(Stored records)
-- start --

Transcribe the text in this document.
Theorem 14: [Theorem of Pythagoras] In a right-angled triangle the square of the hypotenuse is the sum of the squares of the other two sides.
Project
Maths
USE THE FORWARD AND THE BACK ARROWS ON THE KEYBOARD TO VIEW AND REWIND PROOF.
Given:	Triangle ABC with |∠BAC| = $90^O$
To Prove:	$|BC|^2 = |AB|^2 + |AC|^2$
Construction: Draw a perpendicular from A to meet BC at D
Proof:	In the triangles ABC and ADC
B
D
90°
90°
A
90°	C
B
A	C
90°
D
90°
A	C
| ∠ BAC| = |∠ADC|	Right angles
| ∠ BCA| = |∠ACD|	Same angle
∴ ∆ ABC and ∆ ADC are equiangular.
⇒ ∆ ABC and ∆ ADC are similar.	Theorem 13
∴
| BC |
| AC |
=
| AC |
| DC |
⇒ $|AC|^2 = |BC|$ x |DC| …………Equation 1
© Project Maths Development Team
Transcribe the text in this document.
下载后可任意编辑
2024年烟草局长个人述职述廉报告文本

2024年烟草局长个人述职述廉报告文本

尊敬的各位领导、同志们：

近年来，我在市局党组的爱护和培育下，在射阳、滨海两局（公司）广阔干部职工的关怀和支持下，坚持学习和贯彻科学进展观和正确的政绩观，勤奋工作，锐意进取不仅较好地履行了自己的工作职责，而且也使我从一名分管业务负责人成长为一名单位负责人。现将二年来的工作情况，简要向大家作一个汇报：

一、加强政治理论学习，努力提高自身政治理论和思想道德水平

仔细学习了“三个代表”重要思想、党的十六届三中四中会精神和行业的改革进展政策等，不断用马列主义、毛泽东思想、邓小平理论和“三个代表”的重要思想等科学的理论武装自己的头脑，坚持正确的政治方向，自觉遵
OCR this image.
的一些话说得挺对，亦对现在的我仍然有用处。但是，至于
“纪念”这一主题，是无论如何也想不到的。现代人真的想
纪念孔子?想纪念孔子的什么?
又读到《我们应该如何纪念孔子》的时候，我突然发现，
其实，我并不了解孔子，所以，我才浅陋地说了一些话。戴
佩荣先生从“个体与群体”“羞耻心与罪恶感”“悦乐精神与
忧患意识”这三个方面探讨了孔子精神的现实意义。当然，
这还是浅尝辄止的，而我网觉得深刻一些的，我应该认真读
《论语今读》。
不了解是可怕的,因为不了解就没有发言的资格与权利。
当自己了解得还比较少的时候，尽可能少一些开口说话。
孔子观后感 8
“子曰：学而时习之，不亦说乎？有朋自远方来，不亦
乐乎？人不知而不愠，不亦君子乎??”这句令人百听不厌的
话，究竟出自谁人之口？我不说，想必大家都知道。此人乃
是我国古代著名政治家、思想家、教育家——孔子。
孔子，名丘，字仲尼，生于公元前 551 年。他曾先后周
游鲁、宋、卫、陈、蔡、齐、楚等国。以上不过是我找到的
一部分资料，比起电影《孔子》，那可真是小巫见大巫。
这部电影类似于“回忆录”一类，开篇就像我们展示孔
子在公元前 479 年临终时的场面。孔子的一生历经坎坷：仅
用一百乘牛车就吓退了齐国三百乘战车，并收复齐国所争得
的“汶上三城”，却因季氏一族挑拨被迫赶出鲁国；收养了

-- end --
-- start --

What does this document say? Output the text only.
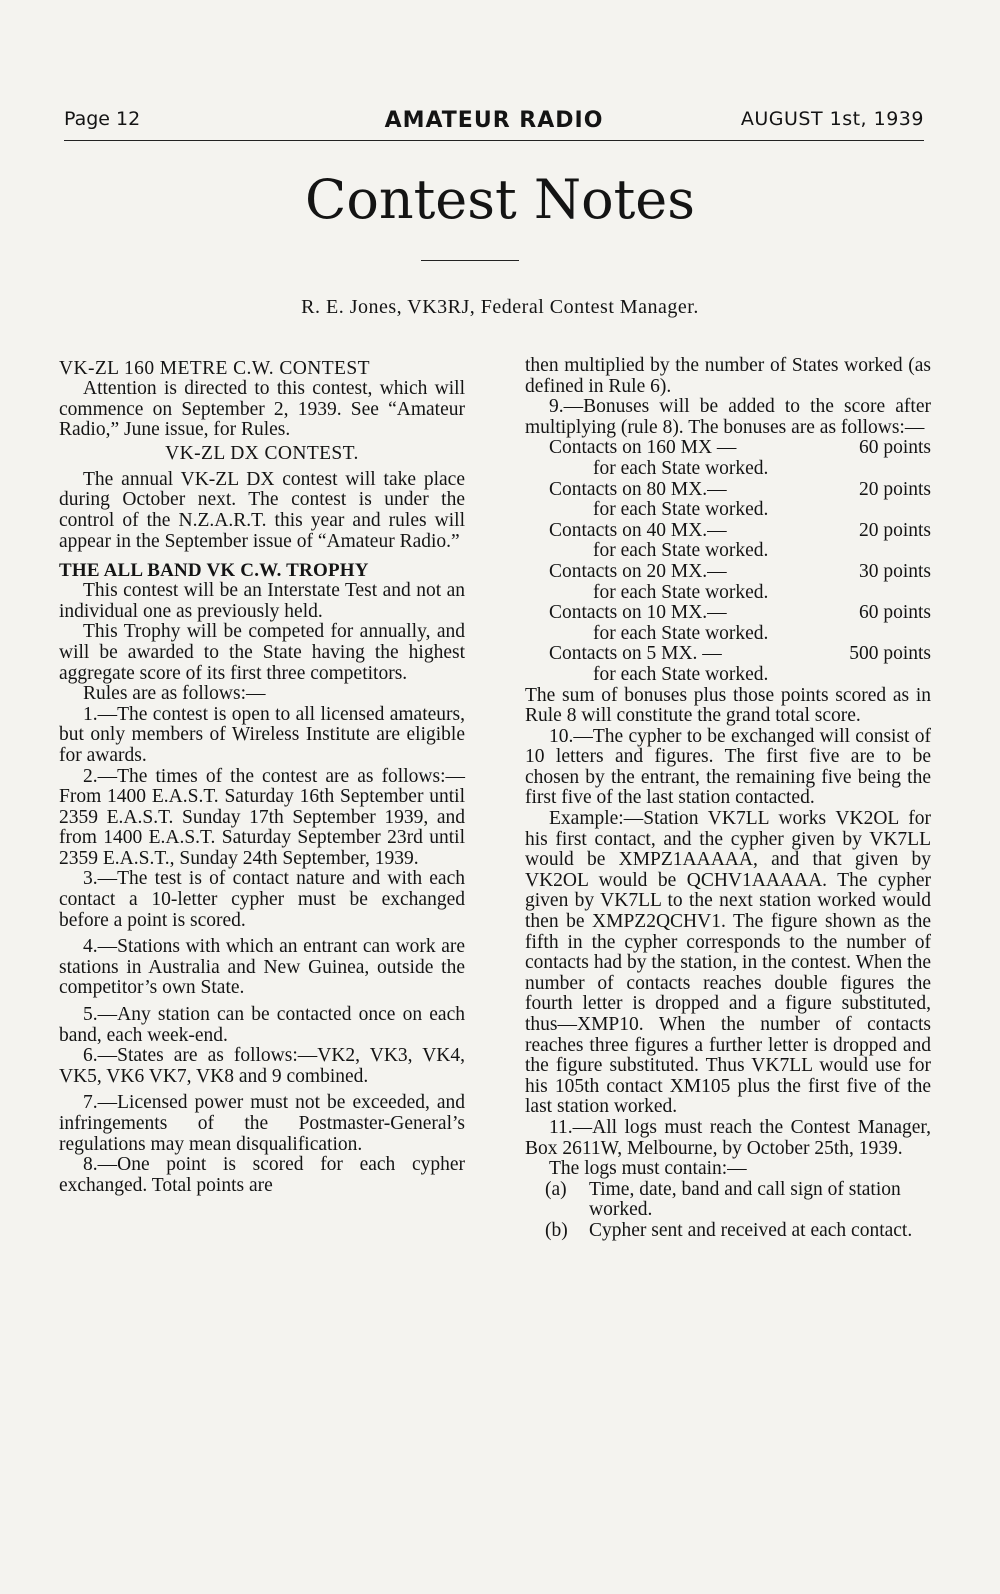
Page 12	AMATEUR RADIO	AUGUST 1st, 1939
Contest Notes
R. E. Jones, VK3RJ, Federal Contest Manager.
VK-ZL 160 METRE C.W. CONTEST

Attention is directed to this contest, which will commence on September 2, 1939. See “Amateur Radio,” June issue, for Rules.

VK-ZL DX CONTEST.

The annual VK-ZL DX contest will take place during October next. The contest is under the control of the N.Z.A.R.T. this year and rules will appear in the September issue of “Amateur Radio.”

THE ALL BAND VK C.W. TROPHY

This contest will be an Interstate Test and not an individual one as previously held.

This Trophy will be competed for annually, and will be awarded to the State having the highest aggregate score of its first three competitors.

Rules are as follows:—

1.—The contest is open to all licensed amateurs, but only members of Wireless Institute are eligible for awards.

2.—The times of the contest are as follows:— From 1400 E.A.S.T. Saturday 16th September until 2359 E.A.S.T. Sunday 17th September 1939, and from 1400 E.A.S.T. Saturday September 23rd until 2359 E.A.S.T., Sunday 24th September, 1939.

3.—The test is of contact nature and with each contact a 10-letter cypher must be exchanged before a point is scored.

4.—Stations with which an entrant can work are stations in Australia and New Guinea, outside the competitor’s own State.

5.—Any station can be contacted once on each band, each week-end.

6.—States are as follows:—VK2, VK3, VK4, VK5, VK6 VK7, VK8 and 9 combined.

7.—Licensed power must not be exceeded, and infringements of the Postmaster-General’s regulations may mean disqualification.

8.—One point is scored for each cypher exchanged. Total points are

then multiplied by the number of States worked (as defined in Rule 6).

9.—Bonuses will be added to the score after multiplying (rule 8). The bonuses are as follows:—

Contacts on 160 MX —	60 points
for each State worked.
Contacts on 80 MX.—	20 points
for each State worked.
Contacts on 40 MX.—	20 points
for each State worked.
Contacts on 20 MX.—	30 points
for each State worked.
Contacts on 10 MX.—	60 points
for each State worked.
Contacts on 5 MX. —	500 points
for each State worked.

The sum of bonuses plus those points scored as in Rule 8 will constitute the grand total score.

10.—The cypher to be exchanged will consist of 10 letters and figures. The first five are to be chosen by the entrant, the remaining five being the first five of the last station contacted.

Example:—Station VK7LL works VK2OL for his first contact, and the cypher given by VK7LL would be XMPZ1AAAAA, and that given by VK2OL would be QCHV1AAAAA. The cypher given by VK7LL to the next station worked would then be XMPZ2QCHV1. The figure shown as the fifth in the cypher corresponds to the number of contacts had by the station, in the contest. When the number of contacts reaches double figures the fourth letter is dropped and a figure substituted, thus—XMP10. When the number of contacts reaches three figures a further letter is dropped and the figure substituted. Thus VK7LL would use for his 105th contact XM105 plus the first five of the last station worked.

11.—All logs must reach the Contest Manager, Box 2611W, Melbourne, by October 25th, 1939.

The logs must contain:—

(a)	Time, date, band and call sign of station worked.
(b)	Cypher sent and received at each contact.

-- end --

**WHAT THE TASK REQUIRES:** Lines from the records above that hold "entrant" are the ones to list.

**SOLUTION FOR THIS EXERCISE:**
4.—Stations with which an entrant can work are stations in Australia and New Guinea, outside the competitor’s own State.
10.—The cypher to be exchanged will consist of 10 letters and figures. The first five are to be chosen by the entrant, the remaining five being the first five of the last station contacted.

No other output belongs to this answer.